Copy each line below in which the word "الخاصة" occurs.

_Listed records_:
——————

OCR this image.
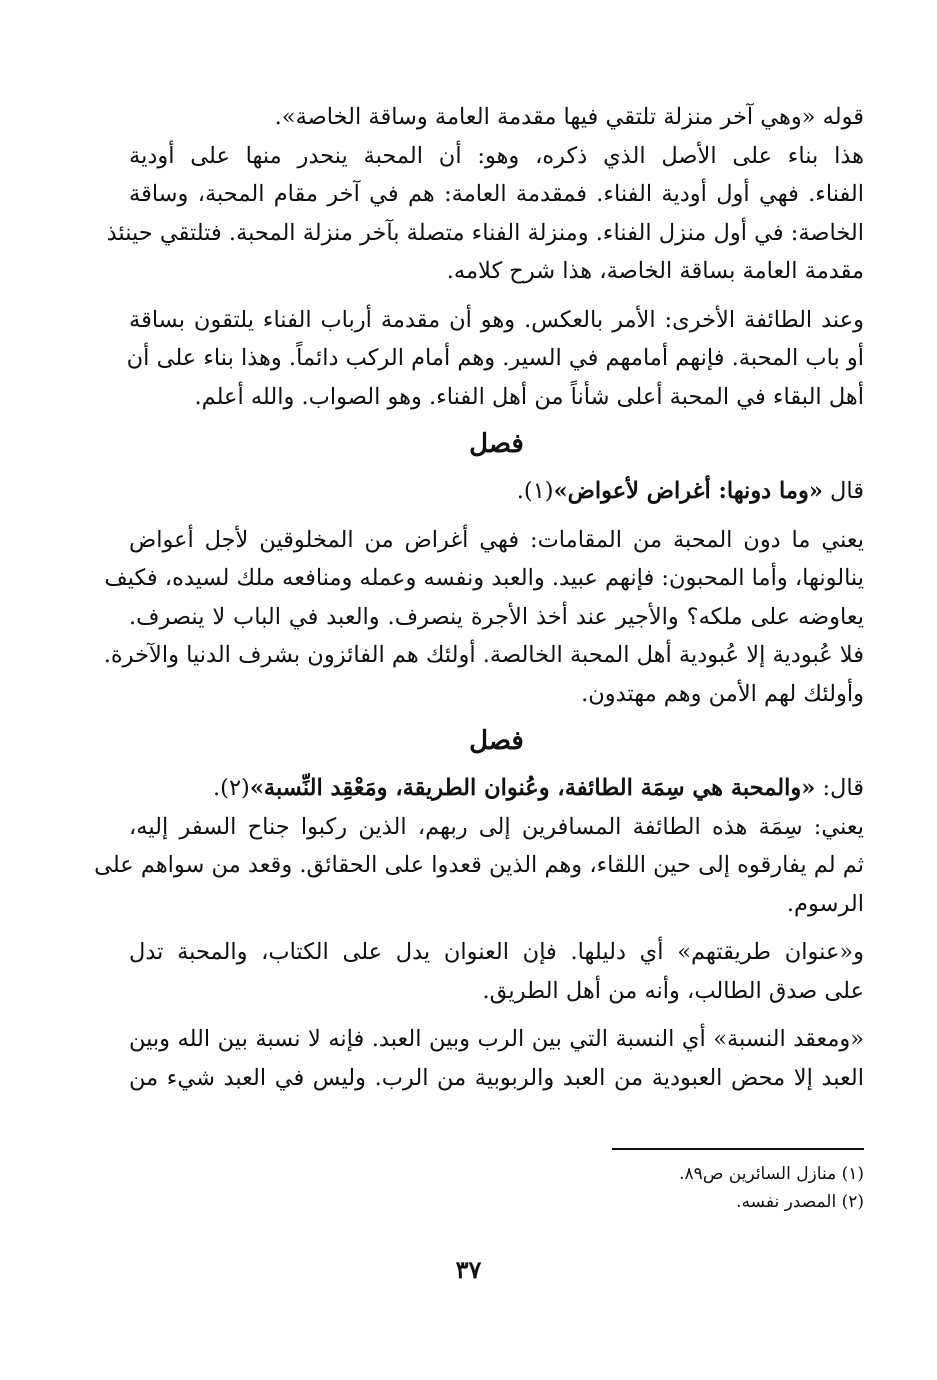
قوله «وهي آخر منزلة تلتقي فيها مقدمة العامة وساقة الخاصة».
هذا بناء على الأصل الذي ذكره، وهو: أن المحبة ينحدر منها على أودية
الفناء. فهي أول أودية الفناء. فمقدمة العامة: هم في آخر مقام المحبة، وساقة
الخاصة: في أول منزل الفناء. ومنزلة الفناء متصلة بآخر منزلة المحبة. فتلتقي حينئذ
مقدمة العامة بساقة الخاصة، هذا شرح كلامه.
وعند الطائفة الأخرى: الأمر بالعكس. وهو أن مقدمة أرباب الفناء يلتقون بساقة
أو باب المحبة. فإنهم أمامهم في السير. وهم أمام الركب دائماً. وهذا بناء على أن
أهل البقاء في المحبة أعلى شأناً من أهل الفناء. وهو الصواب. والله أعلم.
فصل
قال «وما دونها: أغراض لأعواض»(١).
يعني ما دون المحبة من المقامات: فهي أغراض من المخلوقين لأجل أعواض
ينالونها، وأما المحبون: فإنهم عبيد. والعبد ونفسه وعمله ومنافعه ملك لسيده، فكيف
يعاوضه على ملكه؟ والأجير عند أخذ الأجرة ينصرف. والعبد في الباب لا ينصرف.
فلا عُبودية إلا عُبودية أهل المحبة الخالصة. أولئك هم الفائزون بشرف الدنيا والآخرة.
وأولئك لهم الأمن وهم مهتدون.
فصل
قال: «والمحبة هي سِمَة الطائفة، وعُنوان الطريقة، ومَعْقِد النِّسبة»(٢).
يعني: سِمَة هذه الطائفة المسافرين إلى ربهم، الذين ركبوا جناح السفر إليه،
ثم لم يفارقوه إلى حين اللقاء، وهم الذين قعدوا على الحقائق. وقعد من سواهم على
الرسوم.
و«عنوان طريقتهم» أي دليلها. فإن العنوان يدل على الكتاب، والمحبة تدل
على صدق الطالب، وأنه من أهل الطريق.
«ومعقد النسبة» أي النسبة التي بين الرب وبين العبد. فإنه لا نسبة بين الله وبين
العبد إلا محض العبودية من العبد والربوبية من الرب. وليس في العبد شيء من
(١) منازل السائرين ص٨٩.
(٢) المصدر نفسه.
٣٧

——————

_The completed task_:
قوله «وهي آخر منزلة تلتقي فيها مقدمة العامة وساقة الخاصة».
الخاصة: في أول منزل الفناء. ومنزلة الفناء متصلة بآخر منزلة المحبة. فتلتقي حينئذ
مقدمة العامة بساقة الخاصة، هذا شرح كلامه.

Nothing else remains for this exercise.